* begin Data for the task *

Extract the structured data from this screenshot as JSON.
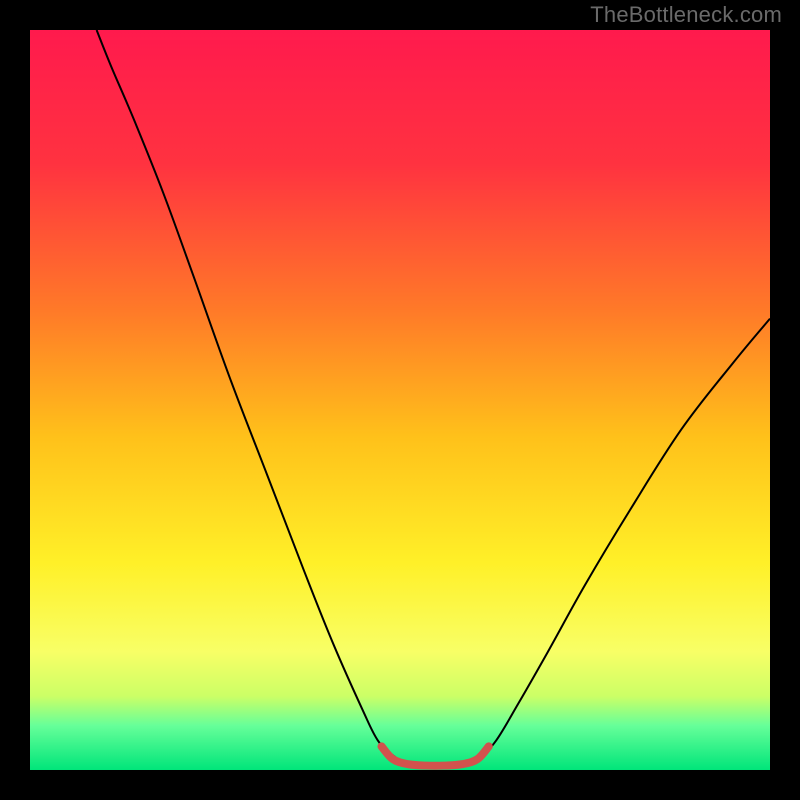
{
  "watermark": "TheBottleneck.com",
  "chart_data": {
    "type": "line",
    "title": "",
    "xlabel": "",
    "ylabel": "",
    "xlim": [
      0,
      100
    ],
    "ylim": [
      0,
      100
    ],
    "grid": false,
    "background_gradient": {
      "type": "vertical-linear",
      "stops": [
        {
          "offset": 0.0,
          "color": "#ff1a4d"
        },
        {
          "offset": 0.18,
          "color": "#ff3240"
        },
        {
          "offset": 0.38,
          "color": "#ff7a28"
        },
        {
          "offset": 0.55,
          "color": "#ffc11a"
        },
        {
          "offset": 0.72,
          "color": "#fff028"
        },
        {
          "offset": 0.84,
          "color": "#f8ff66"
        },
        {
          "offset": 0.9,
          "color": "#ccff66"
        },
        {
          "offset": 0.94,
          "color": "#66ff99"
        },
        {
          "offset": 1.0,
          "color": "#00e57a"
        }
      ]
    },
    "series": [
      {
        "name": "bottleneck-curve",
        "stroke": "#000000",
        "stroke_width": 2,
        "points": [
          {
            "x": 9.0,
            "y": 100.0
          },
          {
            "x": 11.0,
            "y": 95.0
          },
          {
            "x": 14.0,
            "y": 88.0
          },
          {
            "x": 18.0,
            "y": 78.0
          },
          {
            "x": 22.0,
            "y": 67.0
          },
          {
            "x": 27.0,
            "y": 53.0
          },
          {
            "x": 32.0,
            "y": 40.0
          },
          {
            "x": 37.0,
            "y": 27.0
          },
          {
            "x": 41.0,
            "y": 17.0
          },
          {
            "x": 45.0,
            "y": 8.0
          },
          {
            "x": 47.0,
            "y": 4.0
          },
          {
            "x": 49.0,
            "y": 2.0
          },
          {
            "x": 51.0,
            "y": 0.8
          },
          {
            "x": 53.0,
            "y": 0.5
          },
          {
            "x": 56.0,
            "y": 0.5
          },
          {
            "x": 59.0,
            "y": 0.8
          },
          {
            "x": 61.0,
            "y": 2.0
          },
          {
            "x": 63.0,
            "y": 4.0
          },
          {
            "x": 66.0,
            "y": 9.0
          },
          {
            "x": 70.0,
            "y": 16.0
          },
          {
            "x": 75.0,
            "y": 25.0
          },
          {
            "x": 81.0,
            "y": 35.0
          },
          {
            "x": 88.0,
            "y": 46.0
          },
          {
            "x": 95.0,
            "y": 55.0
          },
          {
            "x": 100.0,
            "y": 61.0
          }
        ]
      },
      {
        "name": "valley-marker",
        "stroke": "#d2524d",
        "stroke_width": 8,
        "points": [
          {
            "x": 47.5,
            "y": 3.2
          },
          {
            "x": 49.0,
            "y": 1.5
          },
          {
            "x": 51.0,
            "y": 0.8
          },
          {
            "x": 53.5,
            "y": 0.6
          },
          {
            "x": 56.0,
            "y": 0.6
          },
          {
            "x": 58.5,
            "y": 0.8
          },
          {
            "x": 60.5,
            "y": 1.5
          },
          {
            "x": 62.0,
            "y": 3.2
          }
        ]
      }
    ]
  }
}
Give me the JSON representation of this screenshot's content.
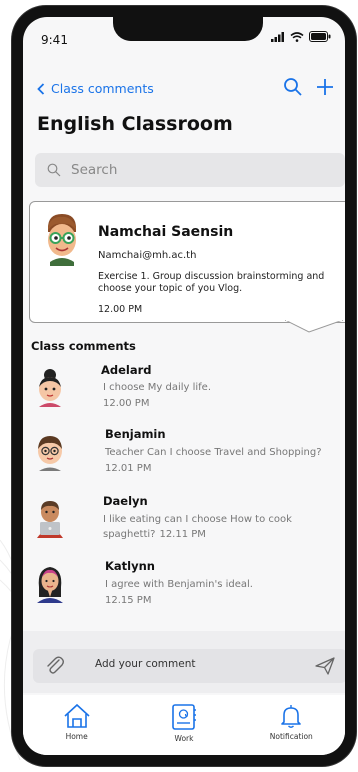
{
  "status_bar": {
    "time": "9:41"
  },
  "header": {
    "back_label": "Class comments",
    "title": "English Classroom"
  },
  "search": {
    "placeholder": "Search"
  },
  "post": {
    "author": "Namchai Saensin",
    "email": "Namchai@mh.ac.th",
    "body": "Exercise 1. Group discussion brainstorming and choose your topic of you Vlog.",
    "time": "12.00 PM"
  },
  "comments_section": {
    "title": "Class comments",
    "items": [
      {
        "name": "Adelard",
        "text": "I choose My daily life.",
        "time": "12.00 PM"
      },
      {
        "name": "Benjamin",
        "text": "Teacher Can I choose Travel and Shopping?",
        "time": "12.01 PM"
      },
      {
        "name": "Daelyn",
        "text": "I like eating can I choose How to cook spaghetti?",
        "time": "12.11 PM"
      },
      {
        "name": "Katlynn",
        "text": "I agree with Benjamin's ideal.",
        "time": "12.15 PM"
      }
    ]
  },
  "composer": {
    "placeholder": "Add your comment"
  },
  "tabbar": {
    "items": [
      {
        "label": "Home"
      },
      {
        "label": "Work"
      },
      {
        "label": "Notification"
      }
    ]
  },
  "colors": {
    "accent": "#1a73e8",
    "background": "#f7f7f8"
  },
  "icons": [
    "back-chevron-icon",
    "search-icon",
    "plus-icon",
    "paperclip-icon",
    "send-icon",
    "home-icon",
    "work-icon",
    "bell-icon",
    "signal-icon",
    "wifi-icon",
    "battery-icon"
  ]
}
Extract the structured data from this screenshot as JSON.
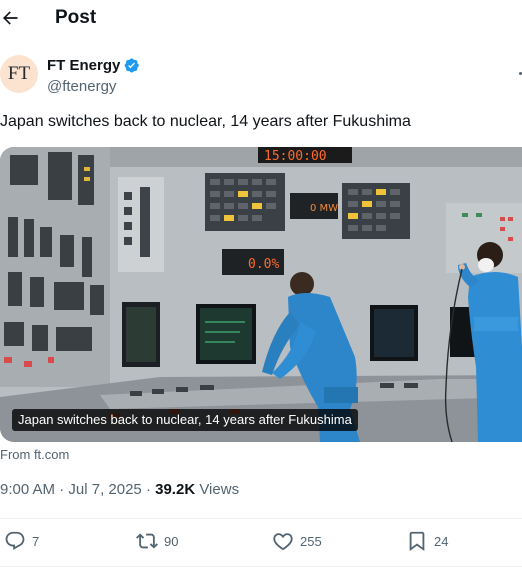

* end Data for the task *

Task description:
Locate each line containing the string "Benjamin" and show it.

Output:
        "name": "Benjamin",
        "text": "I agree with Benjamin's ideal.",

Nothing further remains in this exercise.